### The task
Show, in full, each line of the data that contains "object".

⟨

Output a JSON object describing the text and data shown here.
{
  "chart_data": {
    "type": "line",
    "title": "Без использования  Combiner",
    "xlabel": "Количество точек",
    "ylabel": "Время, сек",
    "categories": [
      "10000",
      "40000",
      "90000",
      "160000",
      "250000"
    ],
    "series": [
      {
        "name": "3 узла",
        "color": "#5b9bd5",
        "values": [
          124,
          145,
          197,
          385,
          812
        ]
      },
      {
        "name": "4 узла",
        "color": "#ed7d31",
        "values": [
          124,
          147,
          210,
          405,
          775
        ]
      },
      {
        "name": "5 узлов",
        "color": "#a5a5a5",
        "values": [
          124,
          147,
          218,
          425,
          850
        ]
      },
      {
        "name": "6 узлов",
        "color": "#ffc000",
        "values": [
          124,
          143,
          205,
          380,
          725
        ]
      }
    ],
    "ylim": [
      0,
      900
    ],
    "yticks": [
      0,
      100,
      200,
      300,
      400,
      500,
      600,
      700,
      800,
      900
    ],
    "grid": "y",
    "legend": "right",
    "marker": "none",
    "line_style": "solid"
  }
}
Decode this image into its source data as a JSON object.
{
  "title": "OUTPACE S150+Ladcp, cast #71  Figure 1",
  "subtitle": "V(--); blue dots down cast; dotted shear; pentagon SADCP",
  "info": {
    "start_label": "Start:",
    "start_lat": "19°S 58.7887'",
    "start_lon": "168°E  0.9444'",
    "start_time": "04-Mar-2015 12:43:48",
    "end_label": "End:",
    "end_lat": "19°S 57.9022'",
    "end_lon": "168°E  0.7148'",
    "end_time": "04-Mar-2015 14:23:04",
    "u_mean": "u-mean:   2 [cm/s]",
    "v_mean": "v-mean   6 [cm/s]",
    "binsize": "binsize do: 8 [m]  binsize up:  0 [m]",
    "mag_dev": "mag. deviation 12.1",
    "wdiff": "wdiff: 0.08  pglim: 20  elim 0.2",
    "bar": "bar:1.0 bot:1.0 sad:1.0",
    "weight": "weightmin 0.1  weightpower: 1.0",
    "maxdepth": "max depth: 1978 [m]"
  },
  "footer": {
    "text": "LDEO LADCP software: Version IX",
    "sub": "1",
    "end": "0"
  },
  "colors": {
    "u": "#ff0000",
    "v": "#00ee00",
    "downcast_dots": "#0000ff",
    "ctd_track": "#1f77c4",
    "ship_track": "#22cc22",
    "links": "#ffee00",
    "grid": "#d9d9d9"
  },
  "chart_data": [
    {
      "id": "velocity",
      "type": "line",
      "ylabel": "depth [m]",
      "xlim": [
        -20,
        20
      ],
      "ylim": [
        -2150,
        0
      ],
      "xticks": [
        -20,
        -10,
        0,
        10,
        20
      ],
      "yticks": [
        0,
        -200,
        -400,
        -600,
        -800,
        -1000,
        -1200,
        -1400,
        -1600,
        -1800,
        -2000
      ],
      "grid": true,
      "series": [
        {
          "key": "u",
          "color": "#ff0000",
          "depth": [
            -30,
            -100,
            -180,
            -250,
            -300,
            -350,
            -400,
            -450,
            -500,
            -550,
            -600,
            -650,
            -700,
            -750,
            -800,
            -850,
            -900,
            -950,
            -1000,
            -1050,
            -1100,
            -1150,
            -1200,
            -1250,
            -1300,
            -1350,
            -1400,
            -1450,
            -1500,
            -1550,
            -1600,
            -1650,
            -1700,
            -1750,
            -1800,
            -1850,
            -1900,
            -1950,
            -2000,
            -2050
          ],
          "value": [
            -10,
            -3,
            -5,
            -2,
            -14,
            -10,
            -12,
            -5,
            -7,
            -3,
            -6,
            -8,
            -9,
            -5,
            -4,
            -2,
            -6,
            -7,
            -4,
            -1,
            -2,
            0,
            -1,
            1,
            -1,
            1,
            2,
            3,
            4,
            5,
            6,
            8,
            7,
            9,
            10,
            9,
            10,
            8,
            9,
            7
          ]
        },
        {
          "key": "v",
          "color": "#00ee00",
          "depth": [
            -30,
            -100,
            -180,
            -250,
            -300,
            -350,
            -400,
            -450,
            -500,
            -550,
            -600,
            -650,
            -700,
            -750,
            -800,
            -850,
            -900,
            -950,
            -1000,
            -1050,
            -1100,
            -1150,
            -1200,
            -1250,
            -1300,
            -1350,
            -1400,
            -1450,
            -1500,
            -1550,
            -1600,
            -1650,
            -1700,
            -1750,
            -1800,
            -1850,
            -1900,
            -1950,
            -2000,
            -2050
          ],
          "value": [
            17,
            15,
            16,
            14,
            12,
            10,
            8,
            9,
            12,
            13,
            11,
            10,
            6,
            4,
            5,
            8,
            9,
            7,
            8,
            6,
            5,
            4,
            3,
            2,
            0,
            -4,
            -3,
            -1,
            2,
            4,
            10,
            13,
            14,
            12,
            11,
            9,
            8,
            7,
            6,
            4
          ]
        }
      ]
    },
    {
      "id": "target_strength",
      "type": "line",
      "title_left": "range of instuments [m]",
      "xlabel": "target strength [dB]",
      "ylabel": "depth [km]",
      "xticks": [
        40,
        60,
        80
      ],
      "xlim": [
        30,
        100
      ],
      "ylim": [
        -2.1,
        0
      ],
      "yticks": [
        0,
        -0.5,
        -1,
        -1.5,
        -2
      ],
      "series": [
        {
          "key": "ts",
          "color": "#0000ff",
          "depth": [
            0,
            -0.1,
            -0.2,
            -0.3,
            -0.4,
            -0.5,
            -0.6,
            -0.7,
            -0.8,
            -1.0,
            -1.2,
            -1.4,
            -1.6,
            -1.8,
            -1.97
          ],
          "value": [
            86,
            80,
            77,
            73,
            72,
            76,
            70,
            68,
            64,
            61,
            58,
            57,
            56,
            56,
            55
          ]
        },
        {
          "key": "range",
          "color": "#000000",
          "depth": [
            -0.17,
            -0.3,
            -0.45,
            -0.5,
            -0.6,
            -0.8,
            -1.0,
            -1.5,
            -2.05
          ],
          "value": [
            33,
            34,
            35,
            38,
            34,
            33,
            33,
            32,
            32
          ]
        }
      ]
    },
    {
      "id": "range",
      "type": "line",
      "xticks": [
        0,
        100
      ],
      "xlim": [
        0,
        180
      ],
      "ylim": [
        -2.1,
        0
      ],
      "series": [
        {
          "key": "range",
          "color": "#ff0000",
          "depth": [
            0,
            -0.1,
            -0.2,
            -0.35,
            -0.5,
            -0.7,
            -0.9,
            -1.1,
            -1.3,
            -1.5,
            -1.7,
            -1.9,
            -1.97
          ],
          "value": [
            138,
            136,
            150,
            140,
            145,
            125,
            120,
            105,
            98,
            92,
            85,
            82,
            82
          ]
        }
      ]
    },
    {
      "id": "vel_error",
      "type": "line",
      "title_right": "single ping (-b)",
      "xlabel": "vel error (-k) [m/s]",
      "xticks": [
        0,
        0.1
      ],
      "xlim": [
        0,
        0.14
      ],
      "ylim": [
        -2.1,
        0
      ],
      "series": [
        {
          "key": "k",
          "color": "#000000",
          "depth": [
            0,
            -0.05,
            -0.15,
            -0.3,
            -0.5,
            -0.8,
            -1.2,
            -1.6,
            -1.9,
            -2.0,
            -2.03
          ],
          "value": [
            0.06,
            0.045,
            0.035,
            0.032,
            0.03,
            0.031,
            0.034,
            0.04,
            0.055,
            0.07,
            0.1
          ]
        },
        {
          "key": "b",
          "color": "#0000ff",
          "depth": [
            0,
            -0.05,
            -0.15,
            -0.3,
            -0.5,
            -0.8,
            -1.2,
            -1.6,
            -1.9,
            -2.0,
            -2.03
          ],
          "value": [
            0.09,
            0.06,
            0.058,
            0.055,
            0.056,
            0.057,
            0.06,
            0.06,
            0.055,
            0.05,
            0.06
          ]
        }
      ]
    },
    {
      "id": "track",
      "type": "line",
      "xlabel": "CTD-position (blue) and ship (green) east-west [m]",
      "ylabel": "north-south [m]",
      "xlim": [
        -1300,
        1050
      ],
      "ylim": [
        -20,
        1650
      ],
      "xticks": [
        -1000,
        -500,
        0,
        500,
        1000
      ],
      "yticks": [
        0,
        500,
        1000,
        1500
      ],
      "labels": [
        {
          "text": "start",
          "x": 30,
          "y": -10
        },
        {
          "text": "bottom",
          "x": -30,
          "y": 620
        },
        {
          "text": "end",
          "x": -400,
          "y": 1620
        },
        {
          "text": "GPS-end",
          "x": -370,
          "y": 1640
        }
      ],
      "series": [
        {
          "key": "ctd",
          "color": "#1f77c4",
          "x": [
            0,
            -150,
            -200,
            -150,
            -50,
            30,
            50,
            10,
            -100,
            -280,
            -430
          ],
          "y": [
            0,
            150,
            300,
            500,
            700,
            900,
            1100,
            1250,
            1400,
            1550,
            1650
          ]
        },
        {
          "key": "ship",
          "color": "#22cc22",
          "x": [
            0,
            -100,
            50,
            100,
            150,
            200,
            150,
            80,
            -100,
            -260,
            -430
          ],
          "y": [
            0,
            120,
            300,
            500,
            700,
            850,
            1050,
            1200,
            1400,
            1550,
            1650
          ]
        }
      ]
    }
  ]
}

⟩

### In response
Output a JSON object describing the text and data shown here.
Decode this image into its source data as a JSON object.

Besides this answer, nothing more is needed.